### Directions for this task:
Using the data below, determine the number of lines that include the string "Observă". Write only that number.

** START OF Data **

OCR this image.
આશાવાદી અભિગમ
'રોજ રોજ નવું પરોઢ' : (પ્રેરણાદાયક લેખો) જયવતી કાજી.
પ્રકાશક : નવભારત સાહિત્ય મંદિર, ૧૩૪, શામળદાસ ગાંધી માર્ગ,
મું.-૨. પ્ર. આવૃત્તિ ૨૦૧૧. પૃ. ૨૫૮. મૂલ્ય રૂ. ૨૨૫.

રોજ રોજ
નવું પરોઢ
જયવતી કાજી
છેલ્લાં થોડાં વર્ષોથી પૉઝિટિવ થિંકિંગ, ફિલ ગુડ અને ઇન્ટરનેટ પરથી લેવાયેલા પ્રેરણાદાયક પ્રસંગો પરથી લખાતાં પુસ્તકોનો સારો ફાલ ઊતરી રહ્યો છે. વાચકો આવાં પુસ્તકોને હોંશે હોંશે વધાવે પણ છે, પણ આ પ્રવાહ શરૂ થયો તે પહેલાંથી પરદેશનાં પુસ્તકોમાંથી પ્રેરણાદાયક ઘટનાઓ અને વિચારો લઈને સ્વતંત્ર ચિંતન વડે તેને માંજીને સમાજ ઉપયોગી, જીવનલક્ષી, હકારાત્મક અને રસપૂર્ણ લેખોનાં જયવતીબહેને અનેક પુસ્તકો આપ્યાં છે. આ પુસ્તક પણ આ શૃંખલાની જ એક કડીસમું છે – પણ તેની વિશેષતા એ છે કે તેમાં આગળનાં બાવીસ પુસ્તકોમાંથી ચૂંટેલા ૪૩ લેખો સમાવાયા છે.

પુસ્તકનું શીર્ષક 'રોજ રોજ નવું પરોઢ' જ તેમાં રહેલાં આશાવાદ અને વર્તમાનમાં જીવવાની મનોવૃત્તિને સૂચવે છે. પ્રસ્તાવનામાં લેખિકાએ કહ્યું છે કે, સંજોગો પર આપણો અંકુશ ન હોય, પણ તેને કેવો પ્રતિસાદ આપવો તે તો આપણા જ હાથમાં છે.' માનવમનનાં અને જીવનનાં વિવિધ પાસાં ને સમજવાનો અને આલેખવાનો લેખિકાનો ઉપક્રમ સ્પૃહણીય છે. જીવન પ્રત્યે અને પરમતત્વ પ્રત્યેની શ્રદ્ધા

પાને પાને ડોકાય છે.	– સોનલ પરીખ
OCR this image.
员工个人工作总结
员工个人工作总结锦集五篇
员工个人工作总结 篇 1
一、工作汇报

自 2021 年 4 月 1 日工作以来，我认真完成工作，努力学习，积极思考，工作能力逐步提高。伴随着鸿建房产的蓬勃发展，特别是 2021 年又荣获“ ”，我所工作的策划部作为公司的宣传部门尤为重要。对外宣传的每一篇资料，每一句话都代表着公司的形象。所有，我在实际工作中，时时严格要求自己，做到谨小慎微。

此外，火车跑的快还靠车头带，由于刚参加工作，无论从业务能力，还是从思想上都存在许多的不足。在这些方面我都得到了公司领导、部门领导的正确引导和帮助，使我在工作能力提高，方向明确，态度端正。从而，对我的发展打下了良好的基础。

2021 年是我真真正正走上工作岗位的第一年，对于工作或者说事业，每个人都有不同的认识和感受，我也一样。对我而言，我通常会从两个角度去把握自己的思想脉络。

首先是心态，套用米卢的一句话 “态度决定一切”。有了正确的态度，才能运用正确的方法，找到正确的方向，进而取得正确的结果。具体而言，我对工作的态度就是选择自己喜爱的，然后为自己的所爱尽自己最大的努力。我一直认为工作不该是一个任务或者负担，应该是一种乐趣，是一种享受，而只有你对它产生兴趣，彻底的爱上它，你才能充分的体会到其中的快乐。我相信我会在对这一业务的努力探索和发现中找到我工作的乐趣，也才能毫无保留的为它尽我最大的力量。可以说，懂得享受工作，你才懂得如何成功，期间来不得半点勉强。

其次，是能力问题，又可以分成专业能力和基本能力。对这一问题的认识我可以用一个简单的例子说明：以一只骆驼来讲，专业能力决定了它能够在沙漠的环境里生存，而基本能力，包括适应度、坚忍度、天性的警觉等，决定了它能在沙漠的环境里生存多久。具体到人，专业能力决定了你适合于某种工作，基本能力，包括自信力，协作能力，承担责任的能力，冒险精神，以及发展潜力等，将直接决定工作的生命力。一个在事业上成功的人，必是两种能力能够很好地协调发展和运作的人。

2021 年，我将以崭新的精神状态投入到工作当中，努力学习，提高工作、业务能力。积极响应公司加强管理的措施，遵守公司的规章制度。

** END OF Data **
** START OF Data **

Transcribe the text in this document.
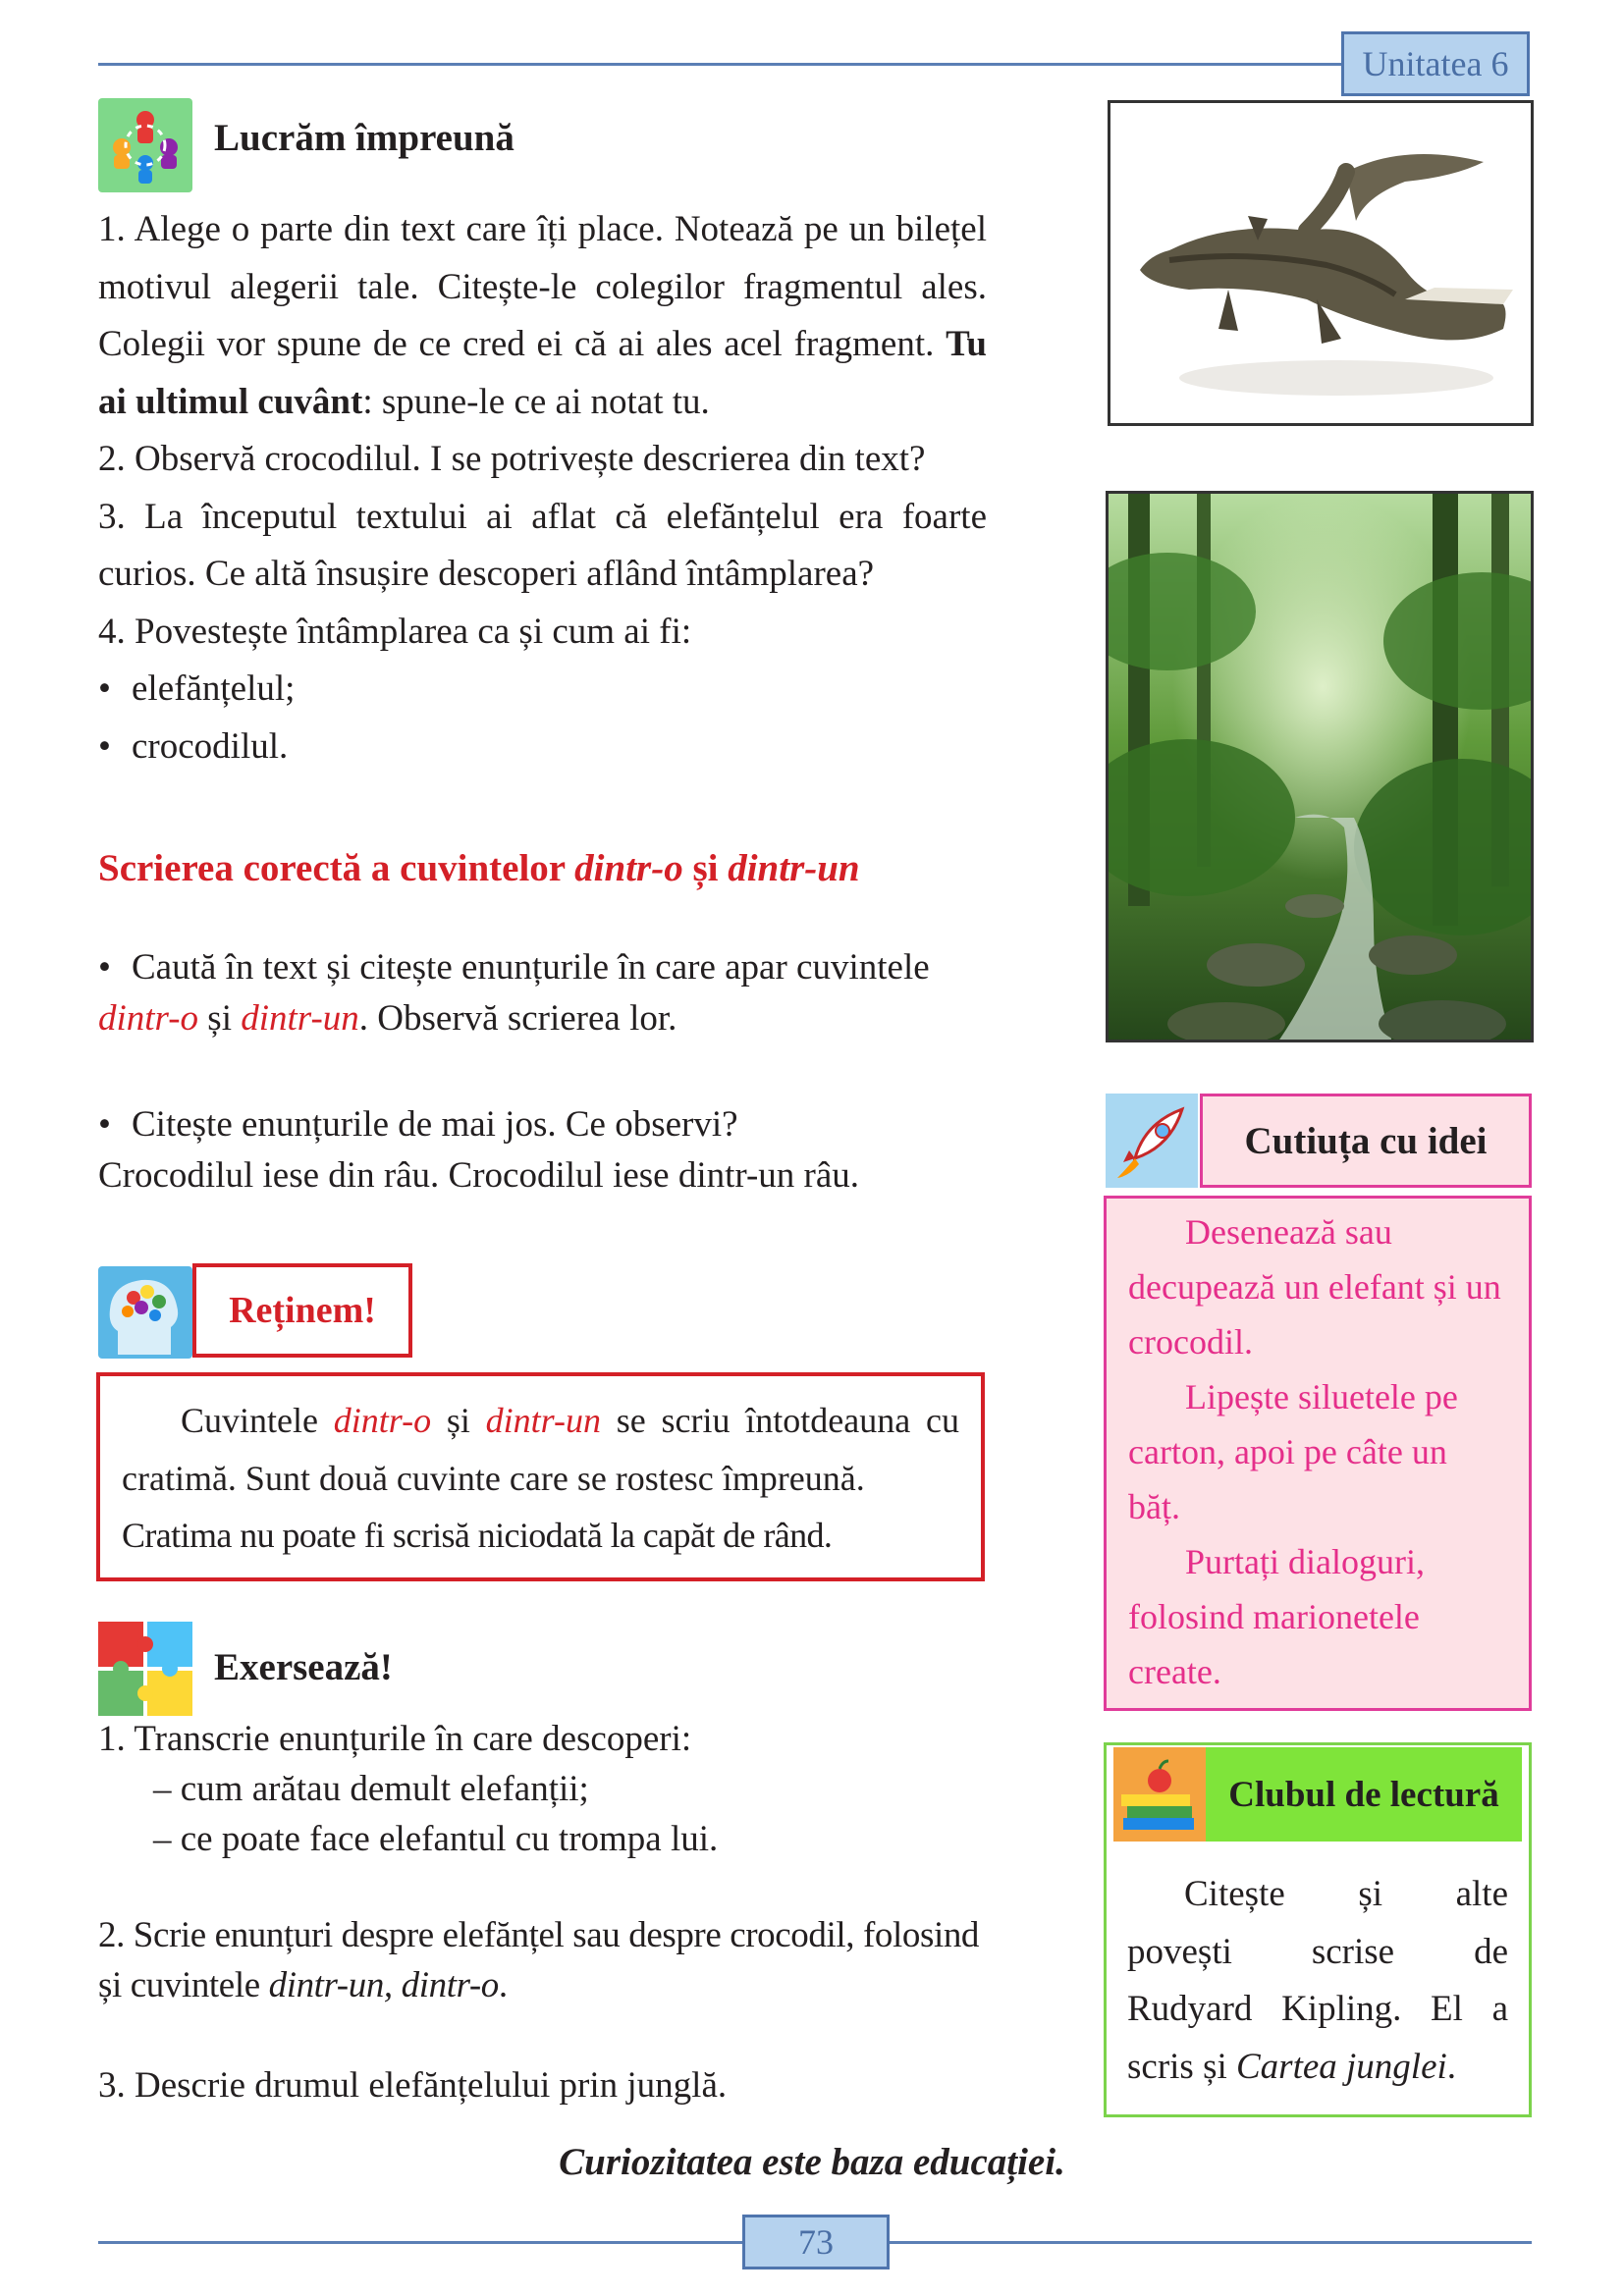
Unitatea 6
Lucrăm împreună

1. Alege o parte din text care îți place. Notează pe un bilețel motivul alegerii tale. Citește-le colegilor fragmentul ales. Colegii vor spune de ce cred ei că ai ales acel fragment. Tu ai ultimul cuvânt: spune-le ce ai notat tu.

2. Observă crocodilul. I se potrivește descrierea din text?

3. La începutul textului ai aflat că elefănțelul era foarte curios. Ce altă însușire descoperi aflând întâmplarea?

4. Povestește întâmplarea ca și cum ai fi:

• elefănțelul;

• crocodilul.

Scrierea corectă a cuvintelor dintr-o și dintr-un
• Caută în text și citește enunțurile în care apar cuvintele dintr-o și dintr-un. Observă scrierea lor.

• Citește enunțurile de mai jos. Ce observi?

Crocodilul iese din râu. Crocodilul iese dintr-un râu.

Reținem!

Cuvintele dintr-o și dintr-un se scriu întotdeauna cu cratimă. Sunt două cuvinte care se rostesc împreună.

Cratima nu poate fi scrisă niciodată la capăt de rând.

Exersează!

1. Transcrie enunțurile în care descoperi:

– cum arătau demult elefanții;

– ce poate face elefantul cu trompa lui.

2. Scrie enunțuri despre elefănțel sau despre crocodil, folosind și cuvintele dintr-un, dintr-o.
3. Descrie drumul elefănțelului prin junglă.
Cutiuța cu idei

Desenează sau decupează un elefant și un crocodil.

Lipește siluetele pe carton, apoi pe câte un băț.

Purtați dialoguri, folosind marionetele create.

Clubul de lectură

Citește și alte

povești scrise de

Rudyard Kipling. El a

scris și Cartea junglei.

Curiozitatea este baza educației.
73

** END OF Data **

### Final answer:
2